> [WHAT YOU HAVE TO DO] Extract the listing in its entirety, keeping each line identical to the original.

(Entries with figure data)
※ ※ ※

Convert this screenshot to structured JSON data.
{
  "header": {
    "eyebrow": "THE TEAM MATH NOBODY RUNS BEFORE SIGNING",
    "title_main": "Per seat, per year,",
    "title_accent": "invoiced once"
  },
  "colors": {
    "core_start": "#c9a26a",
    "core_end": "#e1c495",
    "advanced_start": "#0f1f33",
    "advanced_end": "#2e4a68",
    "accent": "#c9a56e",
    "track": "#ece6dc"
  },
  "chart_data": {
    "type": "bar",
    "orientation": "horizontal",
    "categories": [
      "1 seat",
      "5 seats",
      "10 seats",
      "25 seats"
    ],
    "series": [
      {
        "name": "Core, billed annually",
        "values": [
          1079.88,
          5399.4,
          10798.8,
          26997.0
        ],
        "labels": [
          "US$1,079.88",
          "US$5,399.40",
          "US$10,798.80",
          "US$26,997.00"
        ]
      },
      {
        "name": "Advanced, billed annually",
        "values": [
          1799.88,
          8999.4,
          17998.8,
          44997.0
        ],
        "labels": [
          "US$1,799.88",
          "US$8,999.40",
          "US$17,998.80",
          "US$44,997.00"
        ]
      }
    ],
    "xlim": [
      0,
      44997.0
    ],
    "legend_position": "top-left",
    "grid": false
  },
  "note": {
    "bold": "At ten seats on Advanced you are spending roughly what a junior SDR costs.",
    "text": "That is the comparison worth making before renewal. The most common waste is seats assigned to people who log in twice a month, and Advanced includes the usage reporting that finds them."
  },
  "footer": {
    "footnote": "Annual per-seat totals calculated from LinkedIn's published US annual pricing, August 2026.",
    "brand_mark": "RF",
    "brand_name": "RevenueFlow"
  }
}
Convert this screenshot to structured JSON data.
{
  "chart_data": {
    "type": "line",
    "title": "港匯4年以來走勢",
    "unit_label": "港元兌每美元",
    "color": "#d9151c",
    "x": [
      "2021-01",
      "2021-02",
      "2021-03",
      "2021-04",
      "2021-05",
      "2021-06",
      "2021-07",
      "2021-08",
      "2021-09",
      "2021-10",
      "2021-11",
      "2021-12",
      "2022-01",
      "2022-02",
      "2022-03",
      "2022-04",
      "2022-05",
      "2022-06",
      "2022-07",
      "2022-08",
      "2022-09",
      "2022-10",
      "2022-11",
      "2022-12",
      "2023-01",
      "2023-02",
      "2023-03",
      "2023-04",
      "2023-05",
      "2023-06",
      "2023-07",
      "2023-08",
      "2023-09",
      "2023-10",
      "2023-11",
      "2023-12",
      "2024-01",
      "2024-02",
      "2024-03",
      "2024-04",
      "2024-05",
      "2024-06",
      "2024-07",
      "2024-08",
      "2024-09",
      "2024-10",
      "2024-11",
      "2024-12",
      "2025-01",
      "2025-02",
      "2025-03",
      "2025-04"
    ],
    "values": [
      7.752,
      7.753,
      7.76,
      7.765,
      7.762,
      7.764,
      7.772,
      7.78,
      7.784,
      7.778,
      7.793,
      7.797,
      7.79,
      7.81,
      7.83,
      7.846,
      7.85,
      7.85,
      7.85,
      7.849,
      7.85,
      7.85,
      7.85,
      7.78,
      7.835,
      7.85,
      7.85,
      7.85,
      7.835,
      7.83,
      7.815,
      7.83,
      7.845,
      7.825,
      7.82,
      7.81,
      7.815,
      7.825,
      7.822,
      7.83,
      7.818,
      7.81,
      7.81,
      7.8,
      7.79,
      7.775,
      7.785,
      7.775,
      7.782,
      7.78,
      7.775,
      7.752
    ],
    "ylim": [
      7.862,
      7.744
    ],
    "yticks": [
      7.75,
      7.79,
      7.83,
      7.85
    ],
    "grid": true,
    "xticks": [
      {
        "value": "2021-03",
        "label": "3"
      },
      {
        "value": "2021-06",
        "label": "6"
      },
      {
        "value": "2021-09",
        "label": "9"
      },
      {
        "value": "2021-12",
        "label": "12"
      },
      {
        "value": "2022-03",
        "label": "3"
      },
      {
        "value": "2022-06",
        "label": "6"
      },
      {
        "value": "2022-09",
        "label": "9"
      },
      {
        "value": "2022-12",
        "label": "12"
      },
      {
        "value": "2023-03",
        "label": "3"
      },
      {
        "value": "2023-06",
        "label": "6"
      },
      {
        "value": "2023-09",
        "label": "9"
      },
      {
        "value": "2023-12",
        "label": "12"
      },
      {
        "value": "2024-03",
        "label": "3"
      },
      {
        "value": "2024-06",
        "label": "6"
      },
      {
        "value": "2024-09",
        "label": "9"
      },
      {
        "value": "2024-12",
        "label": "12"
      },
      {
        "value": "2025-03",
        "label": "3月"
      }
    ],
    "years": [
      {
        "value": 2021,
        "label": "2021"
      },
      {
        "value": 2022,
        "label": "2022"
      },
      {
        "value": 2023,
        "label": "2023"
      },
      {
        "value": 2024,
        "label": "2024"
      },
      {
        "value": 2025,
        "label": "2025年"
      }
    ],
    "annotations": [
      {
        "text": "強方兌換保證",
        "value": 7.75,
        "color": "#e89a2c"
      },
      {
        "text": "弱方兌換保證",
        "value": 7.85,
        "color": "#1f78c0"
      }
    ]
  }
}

※ ※ ※

> [TASK RESPONSE]
Convert this screenshot to structured JSON data.
{
  "header": {
    "eyebrow": "THE TEAM MATH NOBODY RUNS BEFORE SIGNING",
    "title_main": "Per seat, per year,",
    "title_accent": "invoiced once"
  },
  "colors": {
    "core_start": "#c9a26a",
    "core_end": "#e1c495",
    "advanced_start": "#0f1f33",
    "advanced_end": "#2e4a68",
    "accent": "#c9a56e",
    "track": "#ece6dc"
  },
  "chart_data": {
    "type": "bar",
    "orientation": "horizontal",
    "categories": [
      "1 seat",
      "5 seats",
      "10 seats",
      "25 seats"
    ],
    "series": [
      {
        "name": "Core, billed annually",
        "values": [
          1079.88,
          5399.4,
          10798.8,
          26997.0
        ],
        "labels": [
          "US$1,079.88",
          "US$5,399.40",
          "US$10,798.80",
          "US$26,997.00"
        ]
      },
      {
        "name": "Advanced, billed annually",
        "values": [
          1799.88,
          8999.4,
          17998.8,
          44997.0
        ],
        "labels": [
          "US$1,799.88",
          "US$8,999.40",
          "US$17,998.80",
          "US$44,997.00"
        ]
      }
    ],
    "xlim": [
      0,
      44997.0
    ],
    "legend_position": "top-left",
    "grid": false
  },
  "note": {
    "bold": "At ten seats on Advanced you are spending roughly what a junior SDR costs.",
    "text": "That is the comparison worth making before renewal. The most common waste is seats assigned to people who log in twice a month, and Advanced includes the usage reporting that finds them."
  },
  "footer": {
    "footnote": "Annual per-seat totals calculated from LinkedIn's published US annual pricing, August 2026.",
    "brand_mark": "RF",
    "brand_name": "RevenueFlow"
  }
}
Convert this screenshot to structured JSON data.
{
  "chart_data": {
    "type": "line",
    "title": "港匯4年以來走勢",
    "unit_label": "港元兌每美元",
    "color": "#d9151c",
    "x": [
      "2021-01",
      "2021-02",
      "2021-03",
      "2021-04",
      "2021-05",
      "2021-06",
      "2021-07",
      "2021-08",
      "2021-09",
      "2021-10",
      "2021-11",
      "2021-12",
      "2022-01",
      "2022-02",
      "2022-03",
      "2022-04",
      "2022-05",
      "2022-06",
      "2022-07",
      "2022-08",
      "2022-09",
      "2022-10",
      "2022-11",
      "2022-12",
      "2023-01",
      "2023-02",
      "2023-03",
      "2023-04",
      "2023-05",
      "2023-06",
      "2023-07",
      "2023-08",
      "2023-09",
      "2023-10",
      "2023-11",
      "2023-12",
      "2024-01",
      "2024-02",
      "2024-03",
      "2024-04",
      "2024-05",
      "2024-06",
      "2024-07",
      "2024-08",
      "2024-09",
      "2024-10",
      "2024-11",
      "2024-12",
      "2025-01",
      "2025-02",
      "2025-03",
      "2025-04"
    ],
    "values": [
      7.752,
      7.753,
      7.76,
      7.765,
      7.762,
      7.764,
      7.772,
      7.78,
      7.784,
      7.778,
      7.793,
      7.797,
      7.79,
      7.81,
      7.83,
      7.846,
      7.85,
      7.85,
      7.85,
      7.849,
      7.85,
      7.85,
      7.85,
      7.78,
      7.835,
      7.85,
      7.85,
      7.85,
      7.835,
      7.83,
      7.815,
      7.83,
      7.845,
      7.825,
      7.82,
      7.81,
      7.815,
      7.825,
      7.822,
      7.83,
      7.818,
      7.81,
      7.81,
      7.8,
      7.79,
      7.775,
      7.785,
      7.775,
      7.782,
      7.78,
      7.775,
      7.752
    ],
    "ylim": [
      7.862,
      7.744
    ],
    "yticks": [
      7.75,
      7.79,
      7.83,
      7.85
    ],
    "grid": true,
    "xticks": [
      {
        "value": "2021-03",
        "label": "3"
      },
      {
        "value": "2021-06",
        "label": "6"
      },
      {
        "value": "2021-09",
        "label": "9"
      },
      {
        "value": "2021-12",
        "label": "12"
      },
      {
        "value": "2022-03",
        "label": "3"
      },
      {
        "value": "2022-06",
        "label": "6"
      },
      {
        "value": "2022-09",
        "label": "9"
      },
      {
        "value": "2022-12",
        "label": "12"
      },
      {
        "value": "2023-03",
        "label": "3"
      },
      {
        "value": "2023-06",
        "label": "6"
      },
      {
        "value": "2023-09",
        "label": "9"
      },
      {
        "value": "2023-12",
        "label": "12"
      },
      {
        "value": "2024-03",
        "label": "3"
      },
      {
        "value": "2024-06",
        "label": "6"
      },
      {
        "value": "2024-09",
        "label": "9"
      },
      {
        "value": "2024-12",
        "label": "12"
      },
      {
        "value": "2025-03",
        "label": "3月"
      }
    ],
    "years": [
      {
        "value": 2021,
        "label": "2021"
      },
      {
        "value": 2022,
        "label": "2022"
      },
      {
        "value": 2023,
        "label": "2023"
      },
      {
        "value": 2024,
        "label": "2024"
      },
      {
        "value": 2025,
        "label": "2025年"
      }
    ],
    "annotations": [
      {
        "text": "強方兌換保證",
        "value": 7.75,
        "color": "#e89a2c"
      },
      {
        "text": "弱方兌換保證",
        "value": 7.85,
        "color": "#1f78c0"
      }
    ]
  }
}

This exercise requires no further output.